• Input:
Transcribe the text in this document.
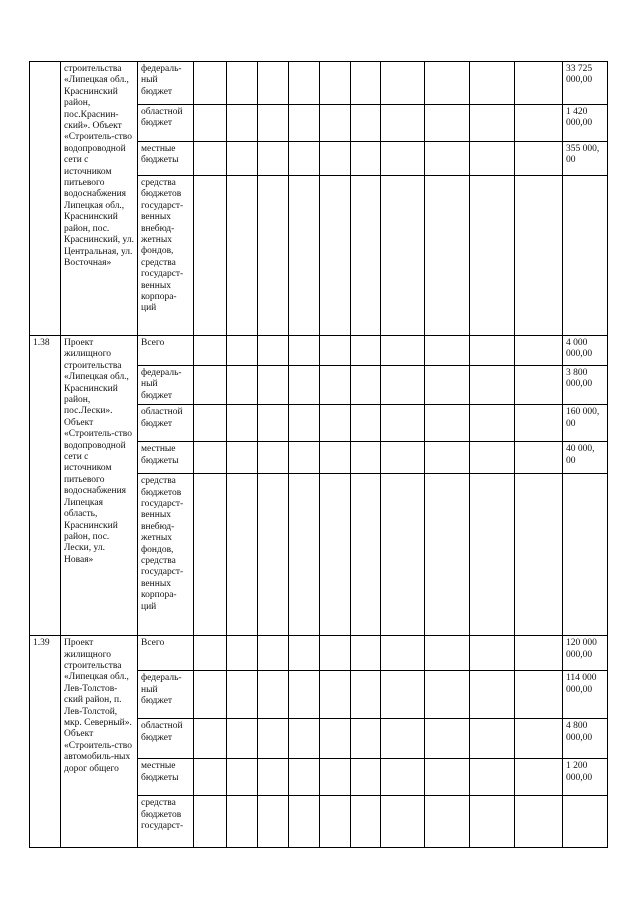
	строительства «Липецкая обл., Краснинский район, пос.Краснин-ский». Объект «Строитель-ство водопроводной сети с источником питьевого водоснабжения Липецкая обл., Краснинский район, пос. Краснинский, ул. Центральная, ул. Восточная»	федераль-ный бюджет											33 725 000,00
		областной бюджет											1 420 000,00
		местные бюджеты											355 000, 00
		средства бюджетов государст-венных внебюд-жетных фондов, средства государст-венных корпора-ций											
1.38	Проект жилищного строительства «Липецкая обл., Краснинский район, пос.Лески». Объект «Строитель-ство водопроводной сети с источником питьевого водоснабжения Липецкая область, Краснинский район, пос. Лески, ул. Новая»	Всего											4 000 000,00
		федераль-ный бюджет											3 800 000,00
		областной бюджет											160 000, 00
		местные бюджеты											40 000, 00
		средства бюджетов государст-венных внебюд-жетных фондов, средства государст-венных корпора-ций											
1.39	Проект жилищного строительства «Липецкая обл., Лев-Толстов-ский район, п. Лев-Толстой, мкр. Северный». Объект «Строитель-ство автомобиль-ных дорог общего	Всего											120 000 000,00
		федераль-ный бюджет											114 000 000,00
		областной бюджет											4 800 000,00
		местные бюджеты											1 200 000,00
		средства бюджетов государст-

• What you should do:
Every line of the data above should be quoted exactly. Omit the pictures.

• Result of the task:
Transcribe the text in this document.
	строительства «Липецкая обл., Краснинский район, пос.Краснин-ский». Объект «Строитель-ство водопроводной сети с источником питьевого водоснабжения Липецкая обл., Краснинский район, пос. Краснинский, ул. Центральная, ул. Восточная»	федераль-ный бюджет											33 725 000,00
		областной бюджет											1 420 000,00
		местные бюджеты											355 000, 00
		средства бюджетов государст-венных внебюд-жетных фондов, средства государст-венных корпора-ций											
1.38	Проект жилищного строительства «Липецкая обл., Краснинский район, пос.Лески». Объект «Строитель-ство водопроводной сети с источником питьевого водоснабжения Липецкая область, Краснинский район, пос. Лески, ул. Новая»	Всего											4 000 000,00
		федераль-ный бюджет											3 800 000,00
		областной бюджет											160 000, 00
		местные бюджеты											40 000, 00
		средства бюджетов государст-венных внебюд-жетных фондов, средства государст-венных корпора-ций											
1.39	Проект жилищного строительства «Липецкая обл., Лев-Толстов-ский район, п. Лев-Толстой, мкр. Северный». Объект «Строитель-ство автомобиль-ных дорог общего	Всего											120 000 000,00
		федераль-ный бюджет											114 000 000,00
		областной бюджет											4 800 000,00
		местные бюджеты											1 200 000,00
		средства бюджетов государст-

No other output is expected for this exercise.